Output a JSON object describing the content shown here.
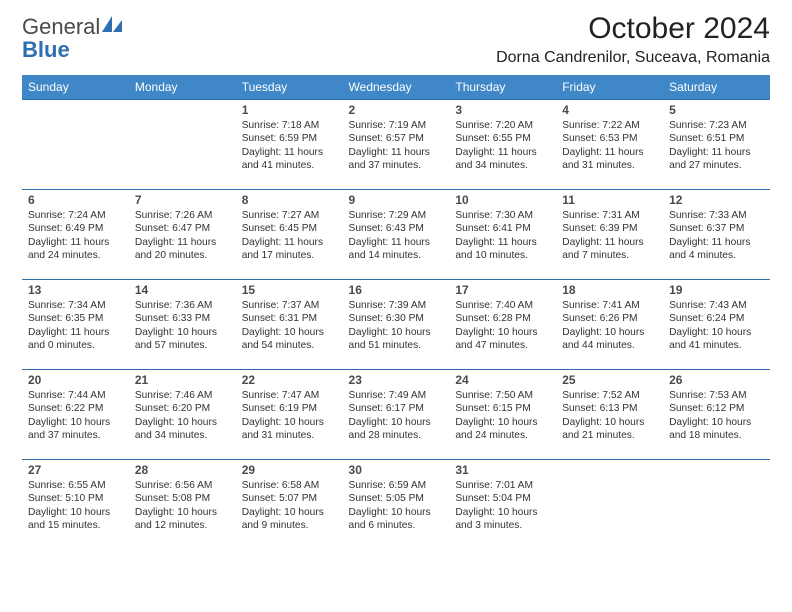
{
  "brand": {
    "line1": "General",
    "line2": "Blue"
  },
  "title": "October 2024",
  "location": "Dorna Candrenilor, Suceava, Romania",
  "theme": {
    "header_bg": "#3f87c7",
    "header_fg": "#ffffff",
    "rule": "#2f6fb0",
    "text": "#333333",
    "daynum": "#4a4a4a",
    "brand_gray": "#4a4a4a",
    "brand_blue": "#2f6fb0",
    "page_bg": "#ffffff"
  },
  "day_names": [
    "Sunday",
    "Monday",
    "Tuesday",
    "Wednesday",
    "Thursday",
    "Friday",
    "Saturday"
  ],
  "weeks": [
    [
      null,
      null,
      {
        "n": "1",
        "lines": [
          "Sunrise: 7:18 AM",
          "Sunset: 6:59 PM",
          "Daylight: 11 hours",
          "and 41 minutes."
        ]
      },
      {
        "n": "2",
        "lines": [
          "Sunrise: 7:19 AM",
          "Sunset: 6:57 PM",
          "Daylight: 11 hours",
          "and 37 minutes."
        ]
      },
      {
        "n": "3",
        "lines": [
          "Sunrise: 7:20 AM",
          "Sunset: 6:55 PM",
          "Daylight: 11 hours",
          "and 34 minutes."
        ]
      },
      {
        "n": "4",
        "lines": [
          "Sunrise: 7:22 AM",
          "Sunset: 6:53 PM",
          "Daylight: 11 hours",
          "and 31 minutes."
        ]
      },
      {
        "n": "5",
        "lines": [
          "Sunrise: 7:23 AM",
          "Sunset: 6:51 PM",
          "Daylight: 11 hours",
          "and 27 minutes."
        ]
      }
    ],
    [
      {
        "n": "6",
        "lines": [
          "Sunrise: 7:24 AM",
          "Sunset: 6:49 PM",
          "Daylight: 11 hours",
          "and 24 minutes."
        ]
      },
      {
        "n": "7",
        "lines": [
          "Sunrise: 7:26 AM",
          "Sunset: 6:47 PM",
          "Daylight: 11 hours",
          "and 20 minutes."
        ]
      },
      {
        "n": "8",
        "lines": [
          "Sunrise: 7:27 AM",
          "Sunset: 6:45 PM",
          "Daylight: 11 hours",
          "and 17 minutes."
        ]
      },
      {
        "n": "9",
        "lines": [
          "Sunrise: 7:29 AM",
          "Sunset: 6:43 PM",
          "Daylight: 11 hours",
          "and 14 minutes."
        ]
      },
      {
        "n": "10",
        "lines": [
          "Sunrise: 7:30 AM",
          "Sunset: 6:41 PM",
          "Daylight: 11 hours",
          "and 10 minutes."
        ]
      },
      {
        "n": "11",
        "lines": [
          "Sunrise: 7:31 AM",
          "Sunset: 6:39 PM",
          "Daylight: 11 hours",
          "and 7 minutes."
        ]
      },
      {
        "n": "12",
        "lines": [
          "Sunrise: 7:33 AM",
          "Sunset: 6:37 PM",
          "Daylight: 11 hours",
          "and 4 minutes."
        ]
      }
    ],
    [
      {
        "n": "13",
        "lines": [
          "Sunrise: 7:34 AM",
          "Sunset: 6:35 PM",
          "Daylight: 11 hours",
          "and 0 minutes."
        ]
      },
      {
        "n": "14",
        "lines": [
          "Sunrise: 7:36 AM",
          "Sunset: 6:33 PM",
          "Daylight: 10 hours",
          "and 57 minutes."
        ]
      },
      {
        "n": "15",
        "lines": [
          "Sunrise: 7:37 AM",
          "Sunset: 6:31 PM",
          "Daylight: 10 hours",
          "and 54 minutes."
        ]
      },
      {
        "n": "16",
        "lines": [
          "Sunrise: 7:39 AM",
          "Sunset: 6:30 PM",
          "Daylight: 10 hours",
          "and 51 minutes."
        ]
      },
      {
        "n": "17",
        "lines": [
          "Sunrise: 7:40 AM",
          "Sunset: 6:28 PM",
          "Daylight: 10 hours",
          "and 47 minutes."
        ]
      },
      {
        "n": "18",
        "lines": [
          "Sunrise: 7:41 AM",
          "Sunset: 6:26 PM",
          "Daylight: 10 hours",
          "and 44 minutes."
        ]
      },
      {
        "n": "19",
        "lines": [
          "Sunrise: 7:43 AM",
          "Sunset: 6:24 PM",
          "Daylight: 10 hours",
          "and 41 minutes."
        ]
      }
    ],
    [
      {
        "n": "20",
        "lines": [
          "Sunrise: 7:44 AM",
          "Sunset: 6:22 PM",
          "Daylight: 10 hours",
          "and 37 minutes."
        ]
      },
      {
        "n": "21",
        "lines": [
          "Sunrise: 7:46 AM",
          "Sunset: 6:20 PM",
          "Daylight: 10 hours",
          "and 34 minutes."
        ]
      },
      {
        "n": "22",
        "lines": [
          "Sunrise: 7:47 AM",
          "Sunset: 6:19 PM",
          "Daylight: 10 hours",
          "and 31 minutes."
        ]
      },
      {
        "n": "23",
        "lines": [
          "Sunrise: 7:49 AM",
          "Sunset: 6:17 PM",
          "Daylight: 10 hours",
          "and 28 minutes."
        ]
      },
      {
        "n": "24",
        "lines": [
          "Sunrise: 7:50 AM",
          "Sunset: 6:15 PM",
          "Daylight: 10 hours",
          "and 24 minutes."
        ]
      },
      {
        "n": "25",
        "lines": [
          "Sunrise: 7:52 AM",
          "Sunset: 6:13 PM",
          "Daylight: 10 hours",
          "and 21 minutes."
        ]
      },
      {
        "n": "26",
        "lines": [
          "Sunrise: 7:53 AM",
          "Sunset: 6:12 PM",
          "Daylight: 10 hours",
          "and 18 minutes."
        ]
      }
    ],
    [
      {
        "n": "27",
        "lines": [
          "Sunrise: 6:55 AM",
          "Sunset: 5:10 PM",
          "Daylight: 10 hours",
          "and 15 minutes."
        ]
      },
      {
        "n": "28",
        "lines": [
          "Sunrise: 6:56 AM",
          "Sunset: 5:08 PM",
          "Daylight: 10 hours",
          "and 12 minutes."
        ]
      },
      {
        "n": "29",
        "lines": [
          "Sunrise: 6:58 AM",
          "Sunset: 5:07 PM",
          "Daylight: 10 hours",
          "and 9 minutes."
        ]
      },
      {
        "n": "30",
        "lines": [
          "Sunrise: 6:59 AM",
          "Sunset: 5:05 PM",
          "Daylight: 10 hours",
          "and 6 minutes."
        ]
      },
      {
        "n": "31",
        "lines": [
          "Sunrise: 7:01 AM",
          "Sunset: 5:04 PM",
          "Daylight: 10 hours",
          "and 3 minutes."
        ]
      },
      null,
      null
    ]
  ]
}
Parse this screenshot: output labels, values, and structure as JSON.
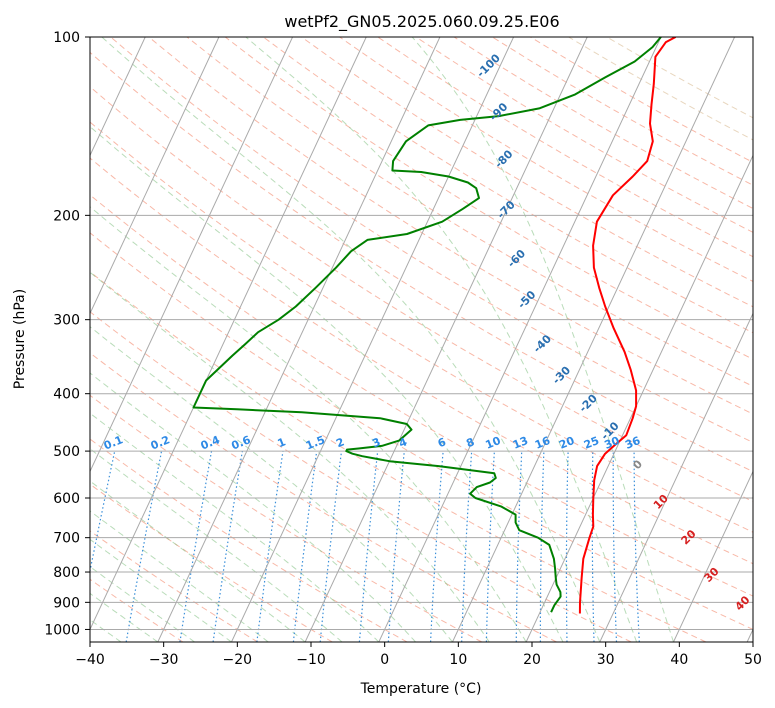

....

Will you set down the records word for word while leaving out every picture?

Output a JSON object describing the content shown here.
{
  "brand": {
    "line1": "General",
    "line2": "Blue"
  },
  "title": "October 2024",
  "location": "Dorna Candrenilor, Suceava, Romania",
  "theme": {
    "header_bg": "#3f87c7",
    "header_fg": "#ffffff",
    "rule": "#2f6fb0",
    "text": "#333333",
    "daynum": "#4a4a4a",
    "brand_gray": "#4a4a4a",
    "brand_blue": "#2f6fb0",
    "page_bg": "#ffffff"
  },
  "day_names": [
    "Sunday",
    "Monday",
    "Tuesday",
    "Wednesday",
    "Thursday",
    "Friday",
    "Saturday"
  ],
  "weeks": [
    [
      null,
      null,
      {
        "n": "1",
        "lines": [
          "Sunrise: 7:18 AM",
          "Sunset: 6:59 PM",
          "Daylight: 11 hours",
          "and 41 minutes."
        ]
      },
      {
        "n": "2",
        "lines": [
          "Sunrise: 7:19 AM",
          "Sunset: 6:57 PM",
          "Daylight: 11 hours",
          "and 37 minutes."
        ]
      },
      {
        "n": "3",
        "lines": [
          "Sunrise: 7:20 AM",
          "Sunset: 6:55 PM",
          "Daylight: 11 hours",
          "and 34 minutes."
        ]
      },
      {
        "n": "4",
        "lines": [
          "Sunrise: 7:22 AM",
          "Sunset: 6:53 PM",
          "Daylight: 11 hours",
          "and 31 minutes."
        ]
      },
      {
        "n": "5",
        "lines": [
          "Sunrise: 7:23 AM",
          "Sunset: 6:51 PM",
          "Daylight: 11 hours",
          "and 27 minutes."
        ]
      }
    ],
    [
      {
        "n": "6",
        "lines": [
          "Sunrise: 7:24 AM",
          "Sunset: 6:49 PM",
          "Daylight: 11 hours",
          "and 24 minutes."
        ]
      },
      {
        "n": "7",
        "lines": [
          "Sunrise: 7:26 AM",
          "Sunset: 6:47 PM",
          "Daylight: 11 hours",
          "and 20 minutes."
        ]
      },
      {
        "n": "8",
        "lines": [
          "Sunrise: 7:27 AM",
          "Sunset: 6:45 PM",
          "Daylight: 11 hours",
          "and 17 minutes."
        ]
      },
      {
        "n": "9",
        "lines": [
          "Sunrise: 7:29 AM",
          "Sunset: 6:43 PM",
          "Daylight: 11 hours",
          "and 14 minutes."
        ]
      },
      {
        "n": "10",
        "lines": [
          "Sunrise: 7:30 AM",
          "Sunset: 6:41 PM",
          "Daylight: 11 hours",
          "and 10 minutes."
        ]
      },
      {
        "n": "11",
        "lines": [
          "Sunrise: 7:31 AM",
          "Sunset: 6:39 PM",
          "Daylight: 11 hours",
          "and 7 minutes."
        ]
      },
      {
        "n": "12",
        "lines": [
          "Sunrise: 7:33 AM",
          "Sunset: 6:37 PM",
          "Daylight: 11 hours",
          "and 4 minutes."
        ]
      }
    ],
    [
      {
        "n": "13",
        "lines": [
          "Sunrise: 7:34 AM",
          "Sunset: 6:35 PM",
          "Daylight: 11 hours",
          "and 0 minutes."
        ]
      },
      {
        "n": "14",
        "lines": [
          "Sunrise: 7:36 AM",
          "Sunset: 6:33 PM",
          "Daylight: 10 hours",
          "and 57 minutes."
        ]
      },
      {
        "n": "15",
        "lines": [
          "Sunrise: 7:37 AM",
          "Sunset: 6:31 PM",
          "Daylight: 10 hours",
          "and 54 minutes."
        ]
      },
      {
        "n": "16",
        "lines": [
          "Sunrise: 7:39 AM",
          "Sunset: 6:30 PM",
          "Daylight: 10 hours",
          "and 51 minutes."
        ]
      },
      {
        "n": "17",
        "lines": [
          "Sunrise: 7:40 AM",
          "Sunset: 6:28 PM",
          "Daylight: 10 hours",
          "and 47 minutes."
        ]
      },
      {
        "n": "18",
        "lines": [
          "Sunrise: 7:41 AM",
          "Sunset: 6:26 PM",
          "Daylight: 10 hours",
          "and 44 minutes."
        ]
      },
      {
        "n": "19",
        "lines": [
          "Sunrise: 7:43 AM",
          "Sunset: 6:24 PM",
          "Daylight: 10 hours",
          "and 41 minutes."
        ]
      }
    ],
    [
      {
        "n": "20",
        "lines": [
          "Sunrise: 7:44 AM",
          "Sunset: 6:22 PM",
          "Daylight: 10 hours",
          "and 37 minutes."
        ]
      },
      {
        "n": "21",
        "lines": [
          "Sunrise: 7:46 AM",
          "Sunset: 6:20 PM",
          "Daylight: 10 hours",
          "and 34 minutes."
        ]
      },
      {
        "n": "22",
        "lines": [
          "Sunrise: 7:47 AM",
          "Sunset: 6:19 PM",
          "Daylight: 10 hours",
          "and 31 minutes."
        ]
      },
      {
        "n": "23",
        "lines": [
          "Sunrise: 7:49 AM",
          "Sunset: 6:17 PM",
          "Daylight: 10 hours",
          "and 28 minutes."
        ]
      },
      {
        "n": "24",
        "lines": [
          "Sunrise: 7:50 AM",
          "Sunset: 6:15 PM",
          "Daylight: 10 hours",
          "and 24 minutes."
        ]
      },
      {
        "n": "25",
        "lines": [
          "Sunrise: 7:52 AM",
          "Sunset: 6:13 PM",
          "Daylight: 10 hours",
          "and 21 minutes."
        ]
      },
      {
        "n": "26",
        "lines": [
          "Sunrise: 7:53 AM",
          "Sunset: 6:12 PM",
          "Daylight: 10 hours",
          "and 18 minutes."
        ]
      }
    ],
    [
      {
        "n": "27",
        "lines": [
          "Sunrise: 6:55 AM",
          "Sunset: 5:10 PM",
          "Daylight: 10 hours",
          "and 15 minutes."
        ]
      },
      {
        "n": "28",
        "lines": [
          "Sunrise: 6:56 AM",
          "Sunset: 5:08 PM",
          "Daylight: 10 hours",
          "and 12 minutes."
        ]
      },
      {
        "n": "29",
        "lines": [
          "Sunrise: 6:58 AM",
          "Sunset: 5:07 PM",
          "Daylight: 10 hours",
          "and 9 minutes."
        ]
      },
      {
        "n": "30",
        "lines": [
          "Sunrise: 6:59 AM",
          "Sunset: 5:05 PM",
          "Daylight: 10 hours",
          "and 6 minutes."
        ]
      },
      {
        "n": "31",
        "lines": [
          "Sunrise: 7:01 AM",
          "Sunset: 5:04 PM",
          "Daylight: 10 hours",
          "and 3 minutes."
        ]
      },
      null,
      null
    ]
  ]
}
Parse this screenshot: output labels, values, and structure as JSON.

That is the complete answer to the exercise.